---- Records for processing

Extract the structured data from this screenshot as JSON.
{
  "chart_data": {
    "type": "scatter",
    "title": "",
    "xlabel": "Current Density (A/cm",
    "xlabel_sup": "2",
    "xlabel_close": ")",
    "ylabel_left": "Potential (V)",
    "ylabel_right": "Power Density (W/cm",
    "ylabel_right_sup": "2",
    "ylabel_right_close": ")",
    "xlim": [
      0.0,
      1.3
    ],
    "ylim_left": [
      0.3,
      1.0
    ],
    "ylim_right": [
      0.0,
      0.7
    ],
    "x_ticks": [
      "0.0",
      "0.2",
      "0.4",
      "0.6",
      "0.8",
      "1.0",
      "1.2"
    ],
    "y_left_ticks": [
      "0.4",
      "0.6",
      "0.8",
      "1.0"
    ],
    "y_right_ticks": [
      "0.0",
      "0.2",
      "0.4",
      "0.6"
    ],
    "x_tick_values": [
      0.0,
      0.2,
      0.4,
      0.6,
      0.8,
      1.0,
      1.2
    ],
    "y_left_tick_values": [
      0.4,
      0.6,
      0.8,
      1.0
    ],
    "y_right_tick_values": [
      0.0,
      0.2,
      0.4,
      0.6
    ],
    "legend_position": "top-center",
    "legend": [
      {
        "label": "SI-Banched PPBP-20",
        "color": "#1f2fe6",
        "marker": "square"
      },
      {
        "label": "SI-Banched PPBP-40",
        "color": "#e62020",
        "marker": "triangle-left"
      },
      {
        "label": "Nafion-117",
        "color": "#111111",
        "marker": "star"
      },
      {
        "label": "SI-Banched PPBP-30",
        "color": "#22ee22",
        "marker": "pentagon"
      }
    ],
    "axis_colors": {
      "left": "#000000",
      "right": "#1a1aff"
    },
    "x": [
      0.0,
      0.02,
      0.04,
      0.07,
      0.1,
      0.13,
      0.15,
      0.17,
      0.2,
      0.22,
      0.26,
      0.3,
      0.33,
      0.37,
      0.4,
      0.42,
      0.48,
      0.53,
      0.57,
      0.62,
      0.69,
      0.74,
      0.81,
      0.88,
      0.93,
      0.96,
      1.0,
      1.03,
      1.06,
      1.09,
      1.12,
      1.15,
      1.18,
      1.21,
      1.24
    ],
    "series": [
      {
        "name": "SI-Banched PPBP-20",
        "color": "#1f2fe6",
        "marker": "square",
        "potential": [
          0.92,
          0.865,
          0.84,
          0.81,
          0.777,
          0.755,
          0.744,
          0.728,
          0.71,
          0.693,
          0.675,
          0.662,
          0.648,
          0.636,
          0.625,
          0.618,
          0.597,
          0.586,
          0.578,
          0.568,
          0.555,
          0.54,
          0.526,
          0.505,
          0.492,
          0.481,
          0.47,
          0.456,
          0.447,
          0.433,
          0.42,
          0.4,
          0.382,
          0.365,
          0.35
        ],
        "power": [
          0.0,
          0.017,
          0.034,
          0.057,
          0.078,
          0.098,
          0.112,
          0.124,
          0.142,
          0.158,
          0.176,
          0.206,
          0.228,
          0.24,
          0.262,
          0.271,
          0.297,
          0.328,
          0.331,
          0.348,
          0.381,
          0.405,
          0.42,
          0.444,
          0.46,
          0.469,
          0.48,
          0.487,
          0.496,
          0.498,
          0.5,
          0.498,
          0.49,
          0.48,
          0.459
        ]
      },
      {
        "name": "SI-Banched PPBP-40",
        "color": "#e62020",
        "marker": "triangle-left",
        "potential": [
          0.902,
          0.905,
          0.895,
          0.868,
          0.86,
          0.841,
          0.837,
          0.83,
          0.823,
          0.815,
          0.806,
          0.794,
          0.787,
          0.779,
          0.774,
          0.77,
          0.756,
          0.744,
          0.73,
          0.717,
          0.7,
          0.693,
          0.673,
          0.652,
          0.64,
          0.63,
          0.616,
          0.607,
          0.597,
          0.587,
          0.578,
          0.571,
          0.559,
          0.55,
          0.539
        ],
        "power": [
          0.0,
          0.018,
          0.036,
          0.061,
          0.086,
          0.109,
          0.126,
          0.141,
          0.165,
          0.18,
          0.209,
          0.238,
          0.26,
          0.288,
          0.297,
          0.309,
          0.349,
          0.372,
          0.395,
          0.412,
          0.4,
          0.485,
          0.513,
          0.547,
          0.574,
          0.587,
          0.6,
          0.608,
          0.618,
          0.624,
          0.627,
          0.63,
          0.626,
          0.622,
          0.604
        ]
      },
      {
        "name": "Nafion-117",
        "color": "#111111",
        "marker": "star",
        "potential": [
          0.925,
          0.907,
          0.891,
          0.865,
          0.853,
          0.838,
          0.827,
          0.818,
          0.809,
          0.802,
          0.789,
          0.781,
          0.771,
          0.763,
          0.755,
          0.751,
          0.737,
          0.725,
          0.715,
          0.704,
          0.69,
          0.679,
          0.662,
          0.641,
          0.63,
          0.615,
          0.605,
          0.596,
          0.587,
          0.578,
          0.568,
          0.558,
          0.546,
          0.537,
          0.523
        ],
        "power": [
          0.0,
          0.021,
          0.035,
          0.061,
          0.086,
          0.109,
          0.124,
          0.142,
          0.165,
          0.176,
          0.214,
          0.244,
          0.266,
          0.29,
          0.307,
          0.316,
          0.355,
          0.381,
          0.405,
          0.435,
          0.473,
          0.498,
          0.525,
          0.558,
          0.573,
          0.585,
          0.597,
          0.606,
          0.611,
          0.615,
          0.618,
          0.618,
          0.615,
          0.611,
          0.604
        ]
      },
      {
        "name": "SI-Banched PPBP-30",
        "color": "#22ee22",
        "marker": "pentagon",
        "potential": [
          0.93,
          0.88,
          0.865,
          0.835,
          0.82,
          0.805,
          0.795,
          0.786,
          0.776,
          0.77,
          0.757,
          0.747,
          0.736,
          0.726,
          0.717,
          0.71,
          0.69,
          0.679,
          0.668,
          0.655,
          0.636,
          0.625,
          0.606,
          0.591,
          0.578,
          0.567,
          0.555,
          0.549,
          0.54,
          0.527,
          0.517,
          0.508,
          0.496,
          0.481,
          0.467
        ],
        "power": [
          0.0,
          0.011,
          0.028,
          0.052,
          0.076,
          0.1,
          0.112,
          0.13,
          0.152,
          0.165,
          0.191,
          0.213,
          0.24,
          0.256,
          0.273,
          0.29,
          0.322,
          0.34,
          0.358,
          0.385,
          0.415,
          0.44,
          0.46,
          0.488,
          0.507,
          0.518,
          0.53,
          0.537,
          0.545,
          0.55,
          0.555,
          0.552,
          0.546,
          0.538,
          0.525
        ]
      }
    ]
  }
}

--------

_What this task involves_. Retype every entry word for word.

_The response_.
Extract the structured data from this screenshot as JSON.
{
  "chart_data": {
    "type": "scatter",
    "title": "",
    "xlabel": "Current Density (A/cm",
    "xlabel_sup": "2",
    "xlabel_close": ")",
    "ylabel_left": "Potential (V)",
    "ylabel_right": "Power Density (W/cm",
    "ylabel_right_sup": "2",
    "ylabel_right_close": ")",
    "xlim": [
      0.0,
      1.3
    ],
    "ylim_left": [
      0.3,
      1.0
    ],
    "ylim_right": [
      0.0,
      0.7
    ],
    "x_ticks": [
      "0.0",
      "0.2",
      "0.4",
      "0.6",
      "0.8",
      "1.0",
      "1.2"
    ],
    "y_left_ticks": [
      "0.4",
      "0.6",
      "0.8",
      "1.0"
    ],
    "y_right_ticks": [
      "0.0",
      "0.2",
      "0.4",
      "0.6"
    ],
    "x_tick_values": [
      0.0,
      0.2,
      0.4,
      0.6,
      0.8,
      1.0,
      1.2
    ],
    "y_left_tick_values": [
      0.4,
      0.6,
      0.8,
      1.0
    ],
    "y_right_tick_values": [
      0.0,
      0.2,
      0.4,
      0.6
    ],
    "legend_position": "top-center",
    "legend": [
      {
        "label": "SI-Banched PPBP-20",
        "color": "#1f2fe6",
        "marker": "square"
      },
      {
        "label": "SI-Banched PPBP-40",
        "color": "#e62020",
        "marker": "triangle-left"
      },
      {
        "label": "Nafion-117",
        "color": "#111111",
        "marker": "star"
      },
      {
        "label": "SI-Banched PPBP-30",
        "color": "#22ee22",
        "marker": "pentagon"
      }
    ],
    "axis_colors": {
      "left": "#000000",
      "right": "#1a1aff"
    },
    "x": [
      0.0,
      0.02,
      0.04,
      0.07,
      0.1,
      0.13,
      0.15,
      0.17,
      0.2,
      0.22,
      0.26,
      0.3,
      0.33,
      0.37,
      0.4,
      0.42,
      0.48,
      0.53,
      0.57,
      0.62,
      0.69,
      0.74,
      0.81,
      0.88,
      0.93,
      0.96,
      1.0,
      1.03,
      1.06,
      1.09,
      1.12,
      1.15,
      1.18,
      1.21,
      1.24
    ],
    "series": [
      {
        "name": "SI-Banched PPBP-20",
        "color": "#1f2fe6",
        "marker": "square",
        "potential": [
          0.92,
          0.865,
          0.84,
          0.81,
          0.777,
          0.755,
          0.744,
          0.728,
          0.71,
          0.693,
          0.675,
          0.662,
          0.648,
          0.636,
          0.625,
          0.618,
          0.597,
          0.586,
          0.578,
          0.568,
          0.555,
          0.54,
          0.526,
          0.505,
          0.492,
          0.481,
          0.47,
          0.456,
          0.447,
          0.433,
          0.42,
          0.4,
          0.382,
          0.365,
          0.35
        ],
        "power": [
          0.0,
          0.017,
          0.034,
          0.057,
          0.078,
          0.098,
          0.112,
          0.124,
          0.142,
          0.158,
          0.176,
          0.206,
          0.228,
          0.24,
          0.262,
          0.271,
          0.297,
          0.328,
          0.331,
          0.348,
          0.381,
          0.405,
          0.42,
          0.444,
          0.46,
          0.469,
          0.48,
          0.487,
          0.496,
          0.498,
          0.5,
          0.498,
          0.49,
          0.48,
          0.459
        ]
      },
      {
        "name": "SI-Banched PPBP-40",
        "color": "#e62020",
        "marker": "triangle-left",
        "potential": [
          0.902,
          0.905,
          0.895,
          0.868,
          0.86,
          0.841,
          0.837,
          0.83,
          0.823,
          0.815,
          0.806,
          0.794,
          0.787,
          0.779,
          0.774,
          0.77,
          0.756,
          0.744,
          0.73,
          0.717,
          0.7,
          0.693,
          0.673,
          0.652,
          0.64,
          0.63,
          0.616,
          0.607,
          0.597,
          0.587,
          0.578,
          0.571,
          0.559,
          0.55,
          0.539
        ],
        "power": [
          0.0,
          0.018,
          0.036,
          0.061,
          0.086,
          0.109,
          0.126,
          0.141,
          0.165,
          0.18,
          0.209,
          0.238,
          0.26,
          0.288,
          0.297,
          0.309,
          0.349,
          0.372,
          0.395,
          0.412,
          0.4,
          0.485,
          0.513,
          0.547,
          0.574,
          0.587,
          0.6,
          0.608,
          0.618,
          0.624,
          0.627,
          0.63,
          0.626,
          0.622,
          0.604
        ]
      },
      {
        "name": "Nafion-117",
        "color": "#111111",
        "marker": "star",
        "potential": [
          0.925,
          0.907,
          0.891,
          0.865,
          0.853,
          0.838,
          0.827,
          0.818,
          0.809,
          0.802,
          0.789,
          0.781,
          0.771,
          0.763,
          0.755,
          0.751,
          0.737,
          0.725,
          0.715,
          0.704,
          0.69,
          0.679,
          0.662,
          0.641,
          0.63,
          0.615,
          0.605,
          0.596,
          0.587,
          0.578,
          0.568,
          0.558,
          0.546,
          0.537,
          0.523
        ],
        "power": [
          0.0,
          0.021,
          0.035,
          0.061,
          0.086,
          0.109,
          0.124,
          0.142,
          0.165,
          0.176,
          0.214,
          0.244,
          0.266,
          0.29,
          0.307,
          0.316,
          0.355,
          0.381,
          0.405,
          0.435,
          0.473,
          0.498,
          0.525,
          0.558,
          0.573,
          0.585,
          0.597,
          0.606,
          0.611,
          0.615,
          0.618,
          0.618,
          0.615,
          0.611,
          0.604
        ]
      },
      {
        "name": "SI-Banched PPBP-30",
        "color": "#22ee22",
        "marker": "pentagon",
        "potential": [
          0.93,
          0.88,
          0.865,
          0.835,
          0.82,
          0.805,
          0.795,
          0.786,
          0.776,
          0.77,
          0.757,
          0.747,
          0.736,
          0.726,
          0.717,
          0.71,
          0.69,
          0.679,
          0.668,
          0.655,
          0.636,
          0.625,
          0.606,
          0.591,
          0.578,
          0.567,
          0.555,
          0.549,
          0.54,
          0.527,
          0.517,
          0.508,
          0.496,
          0.481,
          0.467
        ],
        "power": [
          0.0,
          0.011,
          0.028,
          0.052,
          0.076,
          0.1,
          0.112,
          0.13,
          0.152,
          0.165,
          0.191,
          0.213,
          0.24,
          0.256,
          0.273,
          0.29,
          0.322,
          0.34,
          0.358,
          0.385,
          0.415,
          0.44,
          0.46,
          0.488,
          0.507,
          0.518,
          0.53,
          0.537,
          0.545,
          0.55,
          0.555,
          0.552,
          0.546,
          0.538,
          0.525
        ]
      }
    ]
  }
}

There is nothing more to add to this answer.